Indonesian Political, Business & Finance News

Indonesia-EU trade set to increase after enlargement

| Source: JP

Indonesia-EU trade set to increase after enlargement

Abdul Khalik, Jakarta

The enlargement of the European Union (EU) could boost trade
between Indonesia and the region but Indonesia needed to improve
products and promotion to make the most of the enlargement,
analysts said.

With the enlargement, the EU will become the world's second
largest economy after the United States, with a market size of
455 million people and a combined GDP of US$10 trillion.

According to the EU's 2002 data, the economic block took 53.9
percent of the world's imports while absorbing 72.7 percent of
agricultural imports from the less developed countries (LDCs).

National Agency for Export Development (BPEN) head Diah
Maulida projected a 20 percent increase in the EU's demand for
goods after enlargement but warned Indonesia would face tough
competition from other countries to get a share of this increase.

"The enlargement will be positive to Indonesia, mostly because
demands from this expanded (EU) will increase by at least 20
percent. But we must be prepared to face competition from
countries such as China, Thailand, and Malaysia," Diah told The
Jakarta Post.

Trade between the EU and Indonesia has been declining in
recent years but it remains an important trade partner for
Indonesia along with the U.S. and Japan. With a 14% share in
Indonesia's total trade the EU ranks second after Japan.

The EU is the second largest importer of Indonesian products
after Japan and the third largest exporter to Indonesia after
Japan and the U.S.

Government data shows trade between the EU and Indonesia
totaled US$12.8 billion, $11.8 billion and $11.6 billion in 2000,
2001 and 2002 respectively, with Indonesia maintaining a steady
surplus -- at $4.5 billion, $3.7 billion and $4 billion from the
years 2000 to 2002.

Head of the Trade Section at the Delegation of the European
Commission to Indonesia Raffaele Quarto said the 10 new members
of the EU, which have an average $6,000 per capita annual income,
were growing three times faster than existing EU members. They
would significantly add to the EU's potential as a market, he
said.

Quarto said with the enlargement, countries such as Indonesia
would find it easier to access European markets thanks to the
uniformity of tariffs, regulations, procedures and standards.

"Now, Indonesian businessmen marketing their products have to
deal with each country's different regulations. After the
enlargement, they need only to deal with one state and one set of
regulations." Through this single state Indonesians could
distribute their products to (EU) members, Quarto told the Post.

Supplied data:
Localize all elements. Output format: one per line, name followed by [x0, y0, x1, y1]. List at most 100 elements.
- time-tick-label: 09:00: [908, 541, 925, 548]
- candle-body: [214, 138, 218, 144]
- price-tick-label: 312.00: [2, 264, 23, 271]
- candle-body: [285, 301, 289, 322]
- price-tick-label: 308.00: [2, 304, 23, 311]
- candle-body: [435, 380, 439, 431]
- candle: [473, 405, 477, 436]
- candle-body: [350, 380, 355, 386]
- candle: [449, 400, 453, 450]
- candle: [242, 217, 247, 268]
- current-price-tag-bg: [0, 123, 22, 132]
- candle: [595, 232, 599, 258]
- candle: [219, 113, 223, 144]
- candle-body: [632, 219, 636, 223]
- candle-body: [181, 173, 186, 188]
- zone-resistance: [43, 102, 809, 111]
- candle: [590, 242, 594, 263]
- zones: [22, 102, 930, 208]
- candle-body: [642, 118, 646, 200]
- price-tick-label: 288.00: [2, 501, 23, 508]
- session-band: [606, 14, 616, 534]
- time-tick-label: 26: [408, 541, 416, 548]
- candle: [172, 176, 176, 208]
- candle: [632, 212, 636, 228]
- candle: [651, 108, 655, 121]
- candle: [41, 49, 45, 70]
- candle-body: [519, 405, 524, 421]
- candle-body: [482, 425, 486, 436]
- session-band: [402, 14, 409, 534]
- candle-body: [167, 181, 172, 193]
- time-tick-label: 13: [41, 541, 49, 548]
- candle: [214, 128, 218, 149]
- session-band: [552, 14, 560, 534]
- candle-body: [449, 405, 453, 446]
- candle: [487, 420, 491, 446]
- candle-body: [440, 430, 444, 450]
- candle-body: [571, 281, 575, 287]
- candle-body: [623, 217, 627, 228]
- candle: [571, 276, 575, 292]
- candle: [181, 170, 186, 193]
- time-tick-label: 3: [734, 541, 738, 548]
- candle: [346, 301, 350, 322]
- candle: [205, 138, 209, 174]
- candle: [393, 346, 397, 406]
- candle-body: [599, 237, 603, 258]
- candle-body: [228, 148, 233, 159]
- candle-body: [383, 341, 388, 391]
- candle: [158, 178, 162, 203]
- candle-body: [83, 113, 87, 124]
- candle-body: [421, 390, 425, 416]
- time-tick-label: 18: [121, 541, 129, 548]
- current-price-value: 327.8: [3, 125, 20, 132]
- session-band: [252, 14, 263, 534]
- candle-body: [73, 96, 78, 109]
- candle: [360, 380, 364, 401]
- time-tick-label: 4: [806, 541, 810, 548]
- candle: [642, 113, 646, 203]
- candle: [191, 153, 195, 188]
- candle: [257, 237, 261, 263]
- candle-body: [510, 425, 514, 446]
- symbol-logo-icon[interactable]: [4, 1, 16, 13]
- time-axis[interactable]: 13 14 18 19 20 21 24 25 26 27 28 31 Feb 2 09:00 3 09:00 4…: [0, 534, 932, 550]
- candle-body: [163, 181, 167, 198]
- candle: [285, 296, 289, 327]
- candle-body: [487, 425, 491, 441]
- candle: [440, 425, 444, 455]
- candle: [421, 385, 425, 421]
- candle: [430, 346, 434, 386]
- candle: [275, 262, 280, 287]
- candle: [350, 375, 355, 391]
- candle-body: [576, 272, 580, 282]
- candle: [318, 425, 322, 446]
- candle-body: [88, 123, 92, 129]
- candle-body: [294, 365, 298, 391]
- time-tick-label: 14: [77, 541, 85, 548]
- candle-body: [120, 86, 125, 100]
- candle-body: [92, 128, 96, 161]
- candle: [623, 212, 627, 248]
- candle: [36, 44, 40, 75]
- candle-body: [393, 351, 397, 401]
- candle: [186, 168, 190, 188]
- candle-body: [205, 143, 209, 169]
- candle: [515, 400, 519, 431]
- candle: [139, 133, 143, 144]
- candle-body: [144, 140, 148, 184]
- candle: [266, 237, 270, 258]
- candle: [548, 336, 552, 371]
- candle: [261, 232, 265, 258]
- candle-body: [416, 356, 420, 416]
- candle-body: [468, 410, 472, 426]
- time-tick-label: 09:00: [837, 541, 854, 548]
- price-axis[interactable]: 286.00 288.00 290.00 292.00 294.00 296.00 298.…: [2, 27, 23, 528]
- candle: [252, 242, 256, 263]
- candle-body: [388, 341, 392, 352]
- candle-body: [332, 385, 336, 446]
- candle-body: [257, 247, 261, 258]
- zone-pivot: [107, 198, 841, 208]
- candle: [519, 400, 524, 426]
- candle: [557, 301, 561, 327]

Written instruction 1:
Using the article on Indonesia-EU trade, answer these:
(a) By what percentage did Diah Maulida project EU demand for goods would rise after enlargement?
(b) What share of Indonesia's total trade does the EU hold?
(c) How much faster than existing EU members were the 10 new members growing?
Written instruction 2: From the article on Indonesia-EU trade, output the part that opens with the words containing "According to the" and closes with "developed countries (LDCs).".

Problem solution 1:
(a) At least 20 percent.
(b) 14%.
(c) Three times faster.

Problem solution 2:
According to the EU's 2002 data, the economic block took 53.9
percent of the world's imports while absorbing 72.7 percent of
agricultural imports from the less developed countries (LDCs).